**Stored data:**
————

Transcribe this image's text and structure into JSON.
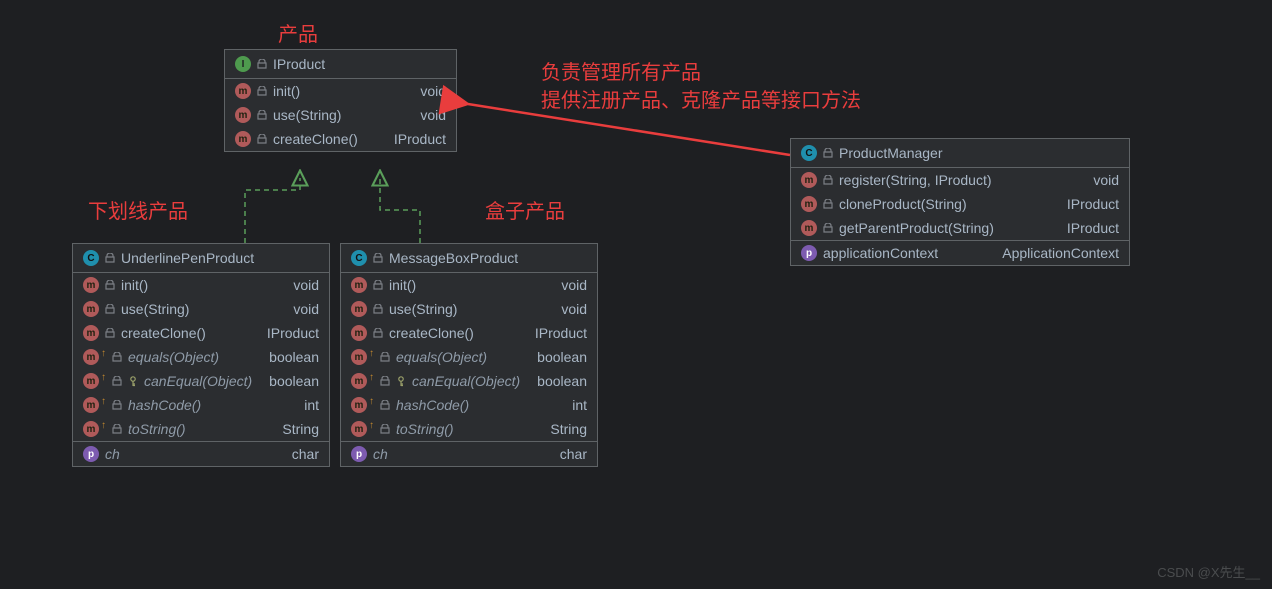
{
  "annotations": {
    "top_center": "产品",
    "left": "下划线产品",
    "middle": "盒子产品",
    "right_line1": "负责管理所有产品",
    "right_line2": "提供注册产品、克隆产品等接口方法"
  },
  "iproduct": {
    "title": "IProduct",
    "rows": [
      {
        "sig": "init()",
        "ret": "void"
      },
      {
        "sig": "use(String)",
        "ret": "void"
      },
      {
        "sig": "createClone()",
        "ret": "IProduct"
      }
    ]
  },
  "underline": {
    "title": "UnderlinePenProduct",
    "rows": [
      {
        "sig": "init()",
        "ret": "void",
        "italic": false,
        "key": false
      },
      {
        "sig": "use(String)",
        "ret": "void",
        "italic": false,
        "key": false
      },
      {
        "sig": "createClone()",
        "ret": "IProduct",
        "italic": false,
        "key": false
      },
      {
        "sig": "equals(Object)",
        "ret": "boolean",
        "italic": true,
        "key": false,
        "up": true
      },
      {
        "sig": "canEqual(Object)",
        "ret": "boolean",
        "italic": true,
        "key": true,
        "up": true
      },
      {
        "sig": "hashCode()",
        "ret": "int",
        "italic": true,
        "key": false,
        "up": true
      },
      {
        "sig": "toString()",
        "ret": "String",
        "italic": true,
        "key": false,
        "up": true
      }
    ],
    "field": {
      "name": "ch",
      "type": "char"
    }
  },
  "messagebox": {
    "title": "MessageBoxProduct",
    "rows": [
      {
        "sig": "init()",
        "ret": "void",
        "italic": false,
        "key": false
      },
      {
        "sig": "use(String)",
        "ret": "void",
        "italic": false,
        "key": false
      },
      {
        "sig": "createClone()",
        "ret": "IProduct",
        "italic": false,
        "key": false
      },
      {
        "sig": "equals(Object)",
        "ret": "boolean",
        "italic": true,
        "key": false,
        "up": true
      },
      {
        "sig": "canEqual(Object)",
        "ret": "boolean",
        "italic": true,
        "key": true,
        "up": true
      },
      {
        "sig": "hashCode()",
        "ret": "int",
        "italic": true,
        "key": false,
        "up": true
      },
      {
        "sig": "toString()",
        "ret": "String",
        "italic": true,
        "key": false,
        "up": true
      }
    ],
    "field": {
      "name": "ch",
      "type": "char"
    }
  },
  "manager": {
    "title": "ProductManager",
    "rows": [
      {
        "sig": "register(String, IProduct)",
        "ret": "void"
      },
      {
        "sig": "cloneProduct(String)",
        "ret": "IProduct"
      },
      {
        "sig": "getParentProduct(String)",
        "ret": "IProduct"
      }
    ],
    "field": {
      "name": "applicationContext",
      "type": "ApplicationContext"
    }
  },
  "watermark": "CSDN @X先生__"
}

————

**Exercise description:** Each entry above is to be written out again unchanged, apart from the pictures, which are left out.

**Response for this exercise:**
Transcribe this image's text and structure into JSON.
{
  "annotations": {
    "top_center": "产品",
    "left": "下划线产品",
    "middle": "盒子产品",
    "right_line1": "负责管理所有产品",
    "right_line2": "提供注册产品、克隆产品等接口方法"
  },
  "iproduct": {
    "title": "IProduct",
    "rows": [
      {
        "sig": "init()",
        "ret": "void"
      },
      {
        "sig": "use(String)",
        "ret": "void"
      },
      {
        "sig": "createClone()",
        "ret": "IProduct"
      }
    ]
  },
  "underline": {
    "title": "UnderlinePenProduct",
    "rows": [
      {
        "sig": "init()",
        "ret": "void",
        "italic": false,
        "key": false
      },
      {
        "sig": "use(String)",
        "ret": "void",
        "italic": false,
        "key": false
      },
      {
        "sig": "createClone()",
        "ret": "IProduct",
        "italic": false,
        "key": false
      },
      {
        "sig": "equals(Object)",
        "ret": "boolean",
        "italic": true,
        "key": false,
        "up": true
      },
      {
        "sig": "canEqual(Object)",
        "ret": "boolean",
        "italic": true,
        "key": true,
        "up": true
      },
      {
        "sig": "hashCode()",
        "ret": "int",
        "italic": true,
        "key": false,
        "up": true
      },
      {
        "sig": "toString()",
        "ret": "String",
        "italic": true,
        "key": false,
        "up": true
      }
    ],
    "field": {
      "name": "ch",
      "type": "char"
    }
  },
  "messagebox": {
    "title": "MessageBoxProduct",
    "rows": [
      {
        "sig": "init()",
        "ret": "void",
        "italic": false,
        "key": false
      },
      {
        "sig": "use(String)",
        "ret": "void",
        "italic": false,
        "key": false
      },
      {
        "sig": "createClone()",
        "ret": "IProduct",
        "italic": false,
        "key": false
      },
      {
        "sig": "equals(Object)",
        "ret": "boolean",
        "italic": true,
        "key": false,
        "up": true
      },
      {
        "sig": "canEqual(Object)",
        "ret": "boolean",
        "italic": true,
        "key": true,
        "up": true
      },
      {
        "sig": "hashCode()",
        "ret": "int",
        "italic": true,
        "key": false,
        "up": true
      },
      {
        "sig": "toString()",
        "ret": "String",
        "italic": true,
        "key": false,
        "up": true
      }
    ],
    "field": {
      "name": "ch",
      "type": "char"
    }
  },
  "manager": {
    "title": "ProductManager",
    "rows": [
      {
        "sig": "register(String, IProduct)",
        "ret": "void"
      },
      {
        "sig": "cloneProduct(String)",
        "ret": "IProduct"
      },
      {
        "sig": "getParentProduct(String)",
        "ret": "IProduct"
      }
    ],
    "field": {
      "name": "applicationContext",
      "type": "ApplicationContext"
    }
  },
  "watermark": "CSDN @X先生__"
}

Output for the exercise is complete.